▶ [Records from a dataset]

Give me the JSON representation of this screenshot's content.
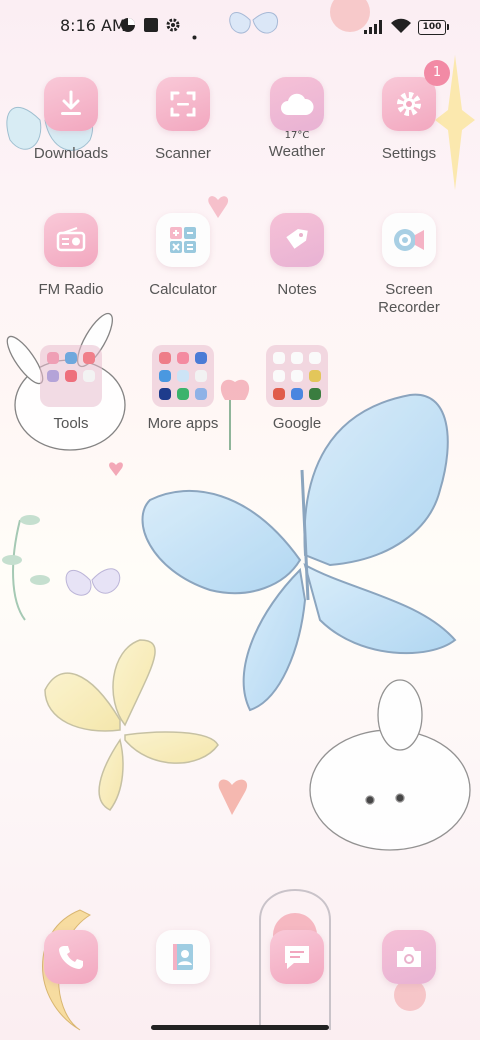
{
  "status_bar": {
    "time": "8:16 AM",
    "battery": "100",
    "icons": [
      "data-saver-icon",
      "stop-icon",
      "gear-icon",
      "dot-icon",
      "signal-icon",
      "wifi-icon",
      "battery-icon"
    ]
  },
  "apps": {
    "downloads": "Downloads",
    "scanner": "Scanner",
    "weather": "Weather",
    "weather_temp": "17°C",
    "settings": "Settings",
    "settings_badge": "1",
    "fm_radio": "FM Radio",
    "calculator": "Calculator",
    "notes": "Notes",
    "screen_recorder_line1": "Screen",
    "screen_recorder_line2": "Recorder"
  },
  "folders": {
    "tools": "Tools",
    "more_apps": "More apps",
    "google": "Google"
  },
  "dock": [
    "phone-icon",
    "contacts-icon",
    "messages-icon",
    "camera-icon"
  ],
  "colors": {
    "accent_pink": "#f2a7bf",
    "badge": "#f28aa5"
  }
}
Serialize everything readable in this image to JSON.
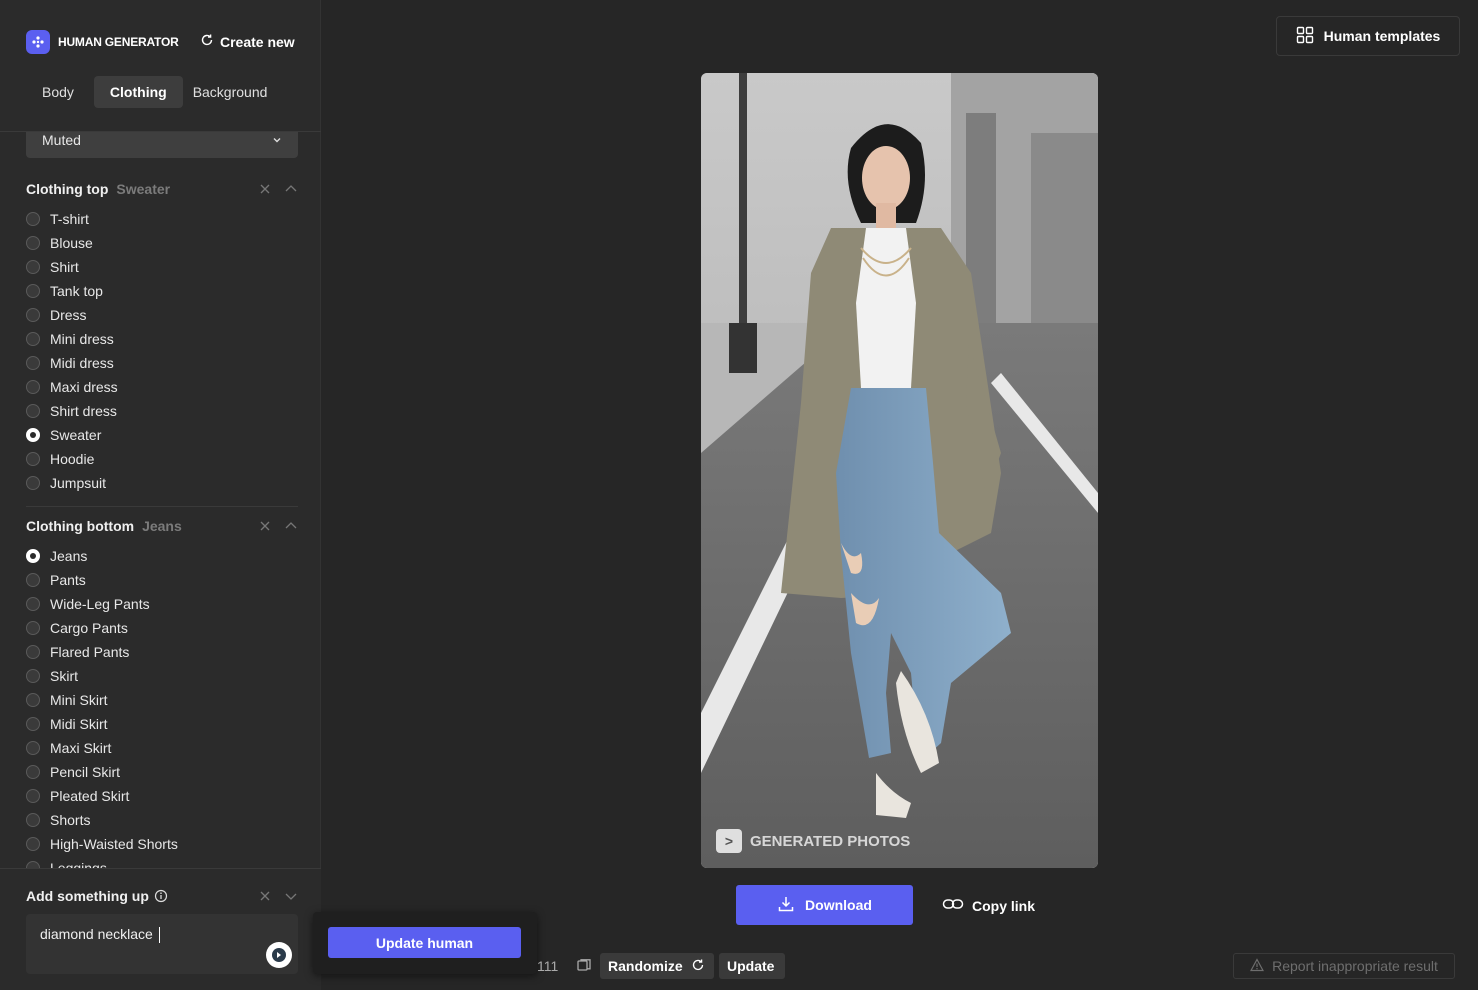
{
  "brand": {
    "name": "HUMAN GENERATOR",
    "create_new": "Create new"
  },
  "tabs": [
    {
      "label": "Body",
      "active": false
    },
    {
      "label": "Clothing",
      "active": true
    },
    {
      "label": "Background",
      "active": false
    }
  ],
  "dropdown": {
    "value": "Muted"
  },
  "clothing_top": {
    "title": "Clothing top",
    "selected": "Sweater",
    "options": [
      "T-shirt",
      "Blouse",
      "Shirt",
      "Tank top",
      "Dress",
      "Mini dress",
      "Midi dress",
      "Maxi dress",
      "Shirt dress",
      "Sweater",
      "Hoodie",
      "Jumpsuit"
    ]
  },
  "clothing_bottom": {
    "title": "Clothing bottom",
    "selected": "Jeans",
    "options": [
      "Jeans",
      "Pants",
      "Wide-Leg Pants",
      "Cargo Pants",
      "Flared Pants",
      "Skirt",
      "Mini Skirt",
      "Midi Skirt",
      "Maxi Skirt",
      "Pencil Skirt",
      "Pleated Skirt",
      "Shorts",
      "High-Waisted Shorts",
      "Leggings"
    ]
  },
  "add_something": {
    "title": "Add something up",
    "value": "diamond necklace"
  },
  "update_human": "Update human",
  "human_templates": "Human templates",
  "watermark": "GENERATED PHOTOS",
  "download": "Download",
  "copy_link": "Copy link",
  "seed_fragment": "111",
  "randomize": "Randomize",
  "update": "Update",
  "report": "Report inappropriate result",
  "colors": {
    "accent": "#5a5ff0",
    "sidebar": "#2b2b2b",
    "background": "#262626"
  },
  "icons": [
    "sparkle-logo-icon",
    "refresh-icon",
    "chevron-down-icon",
    "close-icon",
    "chevron-up-icon",
    "info-icon",
    "enhance-icon",
    "grid-icon",
    "download-icon",
    "link-icon",
    "copy-icon",
    "warning-icon"
  ]
}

▶ [STATED TASK]
Identify the lines that hold the word "Update". Copy every one of them.

▶ [WRITTEN ANSWER]
  "update_human": "Update human",
  "update": "Update",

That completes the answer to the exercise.